Set task: Of all the lines here, how many include the string "Rage"? Answer with the number only.

====== Exercise material

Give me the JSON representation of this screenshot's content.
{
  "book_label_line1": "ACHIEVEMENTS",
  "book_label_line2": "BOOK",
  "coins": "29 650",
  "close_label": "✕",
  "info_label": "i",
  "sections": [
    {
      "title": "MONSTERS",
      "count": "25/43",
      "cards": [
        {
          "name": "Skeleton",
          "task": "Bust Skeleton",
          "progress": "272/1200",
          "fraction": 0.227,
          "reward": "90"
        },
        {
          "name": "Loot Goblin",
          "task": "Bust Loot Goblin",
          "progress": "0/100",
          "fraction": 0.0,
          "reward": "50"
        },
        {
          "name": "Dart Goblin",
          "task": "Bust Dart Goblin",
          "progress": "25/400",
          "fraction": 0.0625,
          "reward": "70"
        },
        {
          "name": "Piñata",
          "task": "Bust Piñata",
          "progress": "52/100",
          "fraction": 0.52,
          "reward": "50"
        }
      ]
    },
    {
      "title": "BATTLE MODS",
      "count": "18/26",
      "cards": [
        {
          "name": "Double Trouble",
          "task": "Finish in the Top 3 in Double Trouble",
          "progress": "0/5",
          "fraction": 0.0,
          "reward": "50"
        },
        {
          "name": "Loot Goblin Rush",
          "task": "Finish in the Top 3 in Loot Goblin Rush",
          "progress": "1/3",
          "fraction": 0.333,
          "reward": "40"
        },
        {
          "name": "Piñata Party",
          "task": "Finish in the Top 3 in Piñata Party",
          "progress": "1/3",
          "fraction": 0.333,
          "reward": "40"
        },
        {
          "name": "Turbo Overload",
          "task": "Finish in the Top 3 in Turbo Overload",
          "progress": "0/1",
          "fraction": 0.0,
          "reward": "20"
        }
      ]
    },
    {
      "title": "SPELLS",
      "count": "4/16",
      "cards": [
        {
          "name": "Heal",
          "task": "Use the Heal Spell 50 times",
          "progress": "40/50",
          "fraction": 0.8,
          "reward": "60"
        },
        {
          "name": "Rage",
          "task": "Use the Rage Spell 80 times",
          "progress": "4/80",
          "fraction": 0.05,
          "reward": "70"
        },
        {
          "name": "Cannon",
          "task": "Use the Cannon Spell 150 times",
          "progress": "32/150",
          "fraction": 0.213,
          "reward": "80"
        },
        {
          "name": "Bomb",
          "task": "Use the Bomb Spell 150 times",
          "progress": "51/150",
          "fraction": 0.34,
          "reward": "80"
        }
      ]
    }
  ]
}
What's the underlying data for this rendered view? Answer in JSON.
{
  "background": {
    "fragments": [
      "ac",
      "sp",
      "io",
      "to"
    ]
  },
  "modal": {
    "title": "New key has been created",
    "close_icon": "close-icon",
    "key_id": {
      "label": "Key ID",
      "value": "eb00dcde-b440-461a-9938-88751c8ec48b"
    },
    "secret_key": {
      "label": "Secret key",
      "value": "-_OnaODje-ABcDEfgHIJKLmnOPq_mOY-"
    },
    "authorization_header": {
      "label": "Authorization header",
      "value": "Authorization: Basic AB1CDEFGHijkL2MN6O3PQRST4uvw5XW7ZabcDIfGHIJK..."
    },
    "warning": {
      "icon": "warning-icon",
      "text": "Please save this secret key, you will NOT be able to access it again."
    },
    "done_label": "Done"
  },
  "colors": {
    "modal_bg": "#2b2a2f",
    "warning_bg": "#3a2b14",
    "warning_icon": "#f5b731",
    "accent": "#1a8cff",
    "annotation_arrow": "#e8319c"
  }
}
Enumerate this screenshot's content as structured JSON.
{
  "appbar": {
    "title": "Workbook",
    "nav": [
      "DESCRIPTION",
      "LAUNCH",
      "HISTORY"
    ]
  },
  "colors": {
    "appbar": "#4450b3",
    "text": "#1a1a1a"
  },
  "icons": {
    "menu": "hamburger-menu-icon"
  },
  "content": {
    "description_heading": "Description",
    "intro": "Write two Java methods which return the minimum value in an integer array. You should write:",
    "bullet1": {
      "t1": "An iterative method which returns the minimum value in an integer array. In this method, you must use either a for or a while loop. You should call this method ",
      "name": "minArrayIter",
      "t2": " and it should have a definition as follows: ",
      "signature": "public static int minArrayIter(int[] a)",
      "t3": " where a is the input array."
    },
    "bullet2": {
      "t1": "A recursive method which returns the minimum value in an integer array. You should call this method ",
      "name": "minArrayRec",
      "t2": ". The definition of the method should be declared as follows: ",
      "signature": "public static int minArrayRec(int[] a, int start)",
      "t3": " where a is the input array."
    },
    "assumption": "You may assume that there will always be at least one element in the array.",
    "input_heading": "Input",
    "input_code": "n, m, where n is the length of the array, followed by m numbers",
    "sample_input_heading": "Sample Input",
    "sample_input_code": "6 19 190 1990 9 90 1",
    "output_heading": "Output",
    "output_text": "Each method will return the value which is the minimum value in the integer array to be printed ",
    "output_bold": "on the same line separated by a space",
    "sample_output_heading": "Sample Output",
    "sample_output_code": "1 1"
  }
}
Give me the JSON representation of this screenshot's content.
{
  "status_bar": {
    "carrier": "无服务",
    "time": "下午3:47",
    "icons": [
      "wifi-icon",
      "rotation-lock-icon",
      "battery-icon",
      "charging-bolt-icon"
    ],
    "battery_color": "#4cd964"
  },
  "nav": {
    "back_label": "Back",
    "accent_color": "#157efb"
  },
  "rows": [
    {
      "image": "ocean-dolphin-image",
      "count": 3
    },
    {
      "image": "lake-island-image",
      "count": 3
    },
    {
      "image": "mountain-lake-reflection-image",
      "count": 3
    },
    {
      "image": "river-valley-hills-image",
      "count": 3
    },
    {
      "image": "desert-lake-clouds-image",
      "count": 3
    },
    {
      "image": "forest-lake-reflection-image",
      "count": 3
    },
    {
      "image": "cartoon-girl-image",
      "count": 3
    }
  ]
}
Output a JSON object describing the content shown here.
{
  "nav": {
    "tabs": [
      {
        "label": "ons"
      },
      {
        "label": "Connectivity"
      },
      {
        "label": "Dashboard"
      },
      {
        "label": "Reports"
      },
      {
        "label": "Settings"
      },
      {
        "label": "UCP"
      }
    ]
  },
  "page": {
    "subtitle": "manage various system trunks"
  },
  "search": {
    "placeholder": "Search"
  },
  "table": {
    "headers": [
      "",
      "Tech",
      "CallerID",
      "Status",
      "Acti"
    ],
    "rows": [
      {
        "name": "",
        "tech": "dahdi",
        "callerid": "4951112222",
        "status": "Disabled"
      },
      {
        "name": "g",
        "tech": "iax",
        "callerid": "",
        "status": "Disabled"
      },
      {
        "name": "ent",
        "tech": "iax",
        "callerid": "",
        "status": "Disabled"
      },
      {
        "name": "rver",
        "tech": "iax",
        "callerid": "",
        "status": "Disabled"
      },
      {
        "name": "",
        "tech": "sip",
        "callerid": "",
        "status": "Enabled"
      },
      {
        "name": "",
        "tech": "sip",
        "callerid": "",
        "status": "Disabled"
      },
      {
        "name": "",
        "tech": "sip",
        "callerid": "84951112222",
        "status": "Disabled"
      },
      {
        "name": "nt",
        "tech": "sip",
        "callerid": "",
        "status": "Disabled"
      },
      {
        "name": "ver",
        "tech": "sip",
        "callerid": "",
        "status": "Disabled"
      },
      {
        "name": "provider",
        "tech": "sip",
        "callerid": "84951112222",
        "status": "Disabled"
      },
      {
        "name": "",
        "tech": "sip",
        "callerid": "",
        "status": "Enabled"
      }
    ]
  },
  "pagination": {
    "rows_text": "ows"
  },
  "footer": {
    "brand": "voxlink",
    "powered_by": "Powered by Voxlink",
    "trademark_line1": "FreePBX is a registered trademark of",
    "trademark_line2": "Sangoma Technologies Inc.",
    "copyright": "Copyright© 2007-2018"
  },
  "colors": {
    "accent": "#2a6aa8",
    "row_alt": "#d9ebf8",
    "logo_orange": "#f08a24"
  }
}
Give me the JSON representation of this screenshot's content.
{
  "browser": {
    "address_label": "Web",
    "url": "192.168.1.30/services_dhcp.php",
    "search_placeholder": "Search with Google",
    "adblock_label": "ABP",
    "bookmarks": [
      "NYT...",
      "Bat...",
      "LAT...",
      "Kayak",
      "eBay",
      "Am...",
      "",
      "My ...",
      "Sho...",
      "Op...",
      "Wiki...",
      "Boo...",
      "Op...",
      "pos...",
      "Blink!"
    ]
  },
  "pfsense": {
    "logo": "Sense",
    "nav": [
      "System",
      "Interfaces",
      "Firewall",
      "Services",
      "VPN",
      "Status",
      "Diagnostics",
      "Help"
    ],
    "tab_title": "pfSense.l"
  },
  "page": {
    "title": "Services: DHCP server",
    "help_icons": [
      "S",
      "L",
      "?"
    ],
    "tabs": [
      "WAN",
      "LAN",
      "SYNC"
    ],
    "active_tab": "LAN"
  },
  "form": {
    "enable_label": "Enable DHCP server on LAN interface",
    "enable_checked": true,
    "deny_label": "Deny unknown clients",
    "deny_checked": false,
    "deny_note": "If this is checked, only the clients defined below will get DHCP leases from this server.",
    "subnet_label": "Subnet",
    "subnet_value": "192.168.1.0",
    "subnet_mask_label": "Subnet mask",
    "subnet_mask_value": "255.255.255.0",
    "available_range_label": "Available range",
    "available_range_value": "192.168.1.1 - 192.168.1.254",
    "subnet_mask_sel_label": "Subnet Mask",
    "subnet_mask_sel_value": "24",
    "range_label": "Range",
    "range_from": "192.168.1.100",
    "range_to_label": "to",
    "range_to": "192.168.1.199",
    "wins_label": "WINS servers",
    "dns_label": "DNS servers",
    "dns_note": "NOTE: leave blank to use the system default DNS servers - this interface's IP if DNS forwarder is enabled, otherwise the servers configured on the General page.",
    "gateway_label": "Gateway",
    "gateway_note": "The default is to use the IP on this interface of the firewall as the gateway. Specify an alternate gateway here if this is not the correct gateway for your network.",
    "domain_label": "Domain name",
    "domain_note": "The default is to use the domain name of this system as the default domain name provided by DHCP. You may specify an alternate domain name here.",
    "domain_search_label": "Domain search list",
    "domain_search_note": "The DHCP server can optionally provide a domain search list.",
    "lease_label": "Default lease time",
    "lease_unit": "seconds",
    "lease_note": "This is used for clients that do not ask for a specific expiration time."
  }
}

============

Solution below: 2